## [REQUIREMENT]
The records should be written out in full, with nothing altered.

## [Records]
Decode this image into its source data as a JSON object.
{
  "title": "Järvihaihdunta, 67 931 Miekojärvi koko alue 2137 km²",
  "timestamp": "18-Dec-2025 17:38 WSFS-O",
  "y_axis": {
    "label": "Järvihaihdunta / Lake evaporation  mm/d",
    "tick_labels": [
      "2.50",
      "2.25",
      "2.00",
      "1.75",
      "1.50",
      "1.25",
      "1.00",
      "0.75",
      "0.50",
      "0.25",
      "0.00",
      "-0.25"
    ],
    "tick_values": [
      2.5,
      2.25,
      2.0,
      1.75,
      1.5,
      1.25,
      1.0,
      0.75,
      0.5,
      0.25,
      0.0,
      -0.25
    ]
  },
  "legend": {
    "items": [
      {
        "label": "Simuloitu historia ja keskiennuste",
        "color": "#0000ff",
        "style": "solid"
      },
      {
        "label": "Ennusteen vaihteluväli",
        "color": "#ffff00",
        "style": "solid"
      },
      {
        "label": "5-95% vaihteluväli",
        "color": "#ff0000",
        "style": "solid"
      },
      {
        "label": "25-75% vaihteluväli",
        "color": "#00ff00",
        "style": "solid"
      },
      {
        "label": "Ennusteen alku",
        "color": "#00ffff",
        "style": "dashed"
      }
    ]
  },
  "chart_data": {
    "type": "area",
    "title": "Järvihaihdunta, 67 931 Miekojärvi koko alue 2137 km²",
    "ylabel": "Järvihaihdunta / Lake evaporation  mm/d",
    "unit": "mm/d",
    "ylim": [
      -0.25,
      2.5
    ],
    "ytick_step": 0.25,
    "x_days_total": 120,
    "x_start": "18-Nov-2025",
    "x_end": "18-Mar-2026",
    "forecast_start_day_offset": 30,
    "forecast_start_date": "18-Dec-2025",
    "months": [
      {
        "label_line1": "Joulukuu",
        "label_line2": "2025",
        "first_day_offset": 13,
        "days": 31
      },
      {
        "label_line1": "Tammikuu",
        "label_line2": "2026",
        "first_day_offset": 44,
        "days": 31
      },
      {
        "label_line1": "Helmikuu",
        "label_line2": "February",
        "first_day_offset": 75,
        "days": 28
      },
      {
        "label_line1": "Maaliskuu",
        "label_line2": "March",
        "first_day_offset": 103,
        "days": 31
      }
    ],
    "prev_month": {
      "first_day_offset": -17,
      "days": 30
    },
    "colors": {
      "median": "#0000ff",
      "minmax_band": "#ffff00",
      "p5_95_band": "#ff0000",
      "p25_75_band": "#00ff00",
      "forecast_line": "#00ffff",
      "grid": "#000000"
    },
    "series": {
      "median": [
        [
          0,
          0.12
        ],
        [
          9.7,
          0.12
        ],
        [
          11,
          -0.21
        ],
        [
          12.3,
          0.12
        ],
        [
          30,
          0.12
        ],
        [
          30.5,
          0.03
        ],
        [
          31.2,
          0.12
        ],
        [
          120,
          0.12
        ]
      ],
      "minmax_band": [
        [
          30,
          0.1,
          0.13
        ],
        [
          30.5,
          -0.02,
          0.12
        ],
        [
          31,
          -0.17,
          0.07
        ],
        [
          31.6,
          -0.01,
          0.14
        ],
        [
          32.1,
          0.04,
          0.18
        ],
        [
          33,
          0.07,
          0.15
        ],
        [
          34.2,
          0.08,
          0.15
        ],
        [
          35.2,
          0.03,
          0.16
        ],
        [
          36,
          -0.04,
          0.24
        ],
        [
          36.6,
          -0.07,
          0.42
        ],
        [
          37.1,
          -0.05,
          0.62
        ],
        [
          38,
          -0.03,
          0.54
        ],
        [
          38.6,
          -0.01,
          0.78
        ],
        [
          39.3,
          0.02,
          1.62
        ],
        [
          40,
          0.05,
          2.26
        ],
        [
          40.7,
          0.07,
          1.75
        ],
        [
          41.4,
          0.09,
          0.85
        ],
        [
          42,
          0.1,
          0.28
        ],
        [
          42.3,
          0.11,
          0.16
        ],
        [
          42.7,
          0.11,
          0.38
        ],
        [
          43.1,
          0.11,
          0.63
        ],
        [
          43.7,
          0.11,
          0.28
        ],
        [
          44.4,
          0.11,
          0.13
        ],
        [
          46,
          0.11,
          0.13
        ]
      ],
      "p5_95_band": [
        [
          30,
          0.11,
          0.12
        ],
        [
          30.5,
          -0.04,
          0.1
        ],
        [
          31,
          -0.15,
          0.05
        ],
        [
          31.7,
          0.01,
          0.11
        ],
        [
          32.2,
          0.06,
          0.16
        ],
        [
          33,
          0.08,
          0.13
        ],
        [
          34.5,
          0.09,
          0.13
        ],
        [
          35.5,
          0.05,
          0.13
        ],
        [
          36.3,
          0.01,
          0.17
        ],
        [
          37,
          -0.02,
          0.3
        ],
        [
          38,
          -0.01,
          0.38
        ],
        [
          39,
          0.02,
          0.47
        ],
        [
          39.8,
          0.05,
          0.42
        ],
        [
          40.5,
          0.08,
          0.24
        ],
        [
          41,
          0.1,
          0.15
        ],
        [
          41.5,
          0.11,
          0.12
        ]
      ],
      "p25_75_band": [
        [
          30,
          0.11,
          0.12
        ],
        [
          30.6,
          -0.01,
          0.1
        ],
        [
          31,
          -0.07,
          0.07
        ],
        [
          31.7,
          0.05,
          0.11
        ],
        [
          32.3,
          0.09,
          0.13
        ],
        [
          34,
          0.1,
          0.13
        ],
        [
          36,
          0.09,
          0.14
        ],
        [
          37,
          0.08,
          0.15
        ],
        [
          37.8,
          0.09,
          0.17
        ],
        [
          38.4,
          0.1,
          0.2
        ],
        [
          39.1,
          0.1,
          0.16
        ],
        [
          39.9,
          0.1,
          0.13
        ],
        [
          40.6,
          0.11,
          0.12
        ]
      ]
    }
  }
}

## [CORRECT RESPONSE]
Decode this image into its source data as a JSON object.
{
  "title": "Järvihaihdunta, 67 931 Miekojärvi koko alue 2137 km²",
  "timestamp": "18-Dec-2025 17:38 WSFS-O",
  "y_axis": {
    "label": "Järvihaihdunta / Lake evaporation  mm/d",
    "tick_labels": [
      "2.50",
      "2.25",
      "2.00",
      "1.75",
      "1.50",
      "1.25",
      "1.00",
      "0.75",
      "0.50",
      "0.25",
      "0.00",
      "-0.25"
    ],
    "tick_values": [
      2.5,
      2.25,
      2.0,
      1.75,
      1.5,
      1.25,
      1.0,
      0.75,
      0.5,
      0.25,
      0.0,
      -0.25
    ]
  },
  "legend": {
    "items": [
      {
        "label": "Simuloitu historia ja keskiennuste",
        "color": "#0000ff",
        "style": "solid"
      },
      {
        "label": "Ennusteen vaihteluväli",
        "color": "#ffff00",
        "style": "solid"
      },
      {
        "label": "5-95% vaihteluväli",
        "color": "#ff0000",
        "style": "solid"
      },
      {
        "label": "25-75% vaihteluväli",
        "color": "#00ff00",
        "style": "solid"
      },
      {
        "label": "Ennusteen alku",
        "color": "#00ffff",
        "style": "dashed"
      }
    ]
  },
  "chart_data": {
    "type": "area",
    "title": "Järvihaihdunta, 67 931 Miekojärvi koko alue 2137 km²",
    "ylabel": "Järvihaihdunta / Lake evaporation  mm/d",
    "unit": "mm/d",
    "ylim": [
      -0.25,
      2.5
    ],
    "ytick_step": 0.25,
    "x_days_total": 120,
    "x_start": "18-Nov-2025",
    "x_end": "18-Mar-2026",
    "forecast_start_day_offset": 30,
    "forecast_start_date": "18-Dec-2025",
    "months": [
      {
        "label_line1": "Joulukuu",
        "label_line2": "2025",
        "first_day_offset": 13,
        "days": 31
      },
      {
        "label_line1": "Tammikuu",
        "label_line2": "2026",
        "first_day_offset": 44,
        "days": 31
      },
      {
        "label_line1": "Helmikuu",
        "label_line2": "February",
        "first_day_offset": 75,
        "days": 28
      },
      {
        "label_line1": "Maaliskuu",
        "label_line2": "March",
        "first_day_offset": 103,
        "days": 31
      }
    ],
    "prev_month": {
      "first_day_offset": -17,
      "days": 30
    },
    "colors": {
      "median": "#0000ff",
      "minmax_band": "#ffff00",
      "p5_95_band": "#ff0000",
      "p25_75_band": "#00ff00",
      "forecast_line": "#00ffff",
      "grid": "#000000"
    },
    "series": {
      "median": [
        [
          0,
          0.12
        ],
        [
          9.7,
          0.12
        ],
        [
          11,
          -0.21
        ],
        [
          12.3,
          0.12
        ],
        [
          30,
          0.12
        ],
        [
          30.5,
          0.03
        ],
        [
          31.2,
          0.12
        ],
        [
          120,
          0.12
        ]
      ],
      "minmax_band": [
        [
          30,
          0.1,
          0.13
        ],
        [
          30.5,
          -0.02,
          0.12
        ],
        [
          31,
          -0.17,
          0.07
        ],
        [
          31.6,
          -0.01,
          0.14
        ],
        [
          32.1,
          0.04,
          0.18
        ],
        [
          33,
          0.07,
          0.15
        ],
        [
          34.2,
          0.08,
          0.15
        ],
        [
          35.2,
          0.03,
          0.16
        ],
        [
          36,
          -0.04,
          0.24
        ],
        [
          36.6,
          -0.07,
          0.42
        ],
        [
          37.1,
          -0.05,
          0.62
        ],
        [
          38,
          -0.03,
          0.54
        ],
        [
          38.6,
          -0.01,
          0.78
        ],
        [
          39.3,
          0.02,
          1.62
        ],
        [
          40,
          0.05,
          2.26
        ],
        [
          40.7,
          0.07,
          1.75
        ],
        [
          41.4,
          0.09,
          0.85
        ],
        [
          42,
          0.1,
          0.28
        ],
        [
          42.3,
          0.11,
          0.16
        ],
        [
          42.7,
          0.11,
          0.38
        ],
        [
          43.1,
          0.11,
          0.63
        ],
        [
          43.7,
          0.11,
          0.28
        ],
        [
          44.4,
          0.11,
          0.13
        ],
        [
          46,
          0.11,
          0.13
        ]
      ],
      "p5_95_band": [
        [
          30,
          0.11,
          0.12
        ],
        [
          30.5,
          -0.04,
          0.1
        ],
        [
          31,
          -0.15,
          0.05
        ],
        [
          31.7,
          0.01,
          0.11
        ],
        [
          32.2,
          0.06,
          0.16
        ],
        [
          33,
          0.08,
          0.13
        ],
        [
          34.5,
          0.09,
          0.13
        ],
        [
          35.5,
          0.05,
          0.13
        ],
        [
          36.3,
          0.01,
          0.17
        ],
        [
          37,
          -0.02,
          0.3
        ],
        [
          38,
          -0.01,
          0.38
        ],
        [
          39,
          0.02,
          0.47
        ],
        [
          39.8,
          0.05,
          0.42
        ],
        [
          40.5,
          0.08,
          0.24
        ],
        [
          41,
          0.1,
          0.15
        ],
        [
          41.5,
          0.11,
          0.12
        ]
      ],
      "p25_75_band": [
        [
          30,
          0.11,
          0.12
        ],
        [
          30.6,
          -0.01,
          0.1
        ],
        [
          31,
          -0.07,
          0.07
        ],
        [
          31.7,
          0.05,
          0.11
        ],
        [
          32.3,
          0.09,
          0.13
        ],
        [
          34,
          0.1,
          0.13
        ],
        [
          36,
          0.09,
          0.14
        ],
        [
          37,
          0.08,
          0.15
        ],
        [
          37.8,
          0.09,
          0.17
        ],
        [
          38.4,
          0.1,
          0.2
        ],
        [
          39.1,
          0.1,
          0.16
        ],
        [
          39.9,
          0.1,
          0.13
        ],
        [
          40.6,
          0.11,
          0.12
        ]
      ]
    }
  }
}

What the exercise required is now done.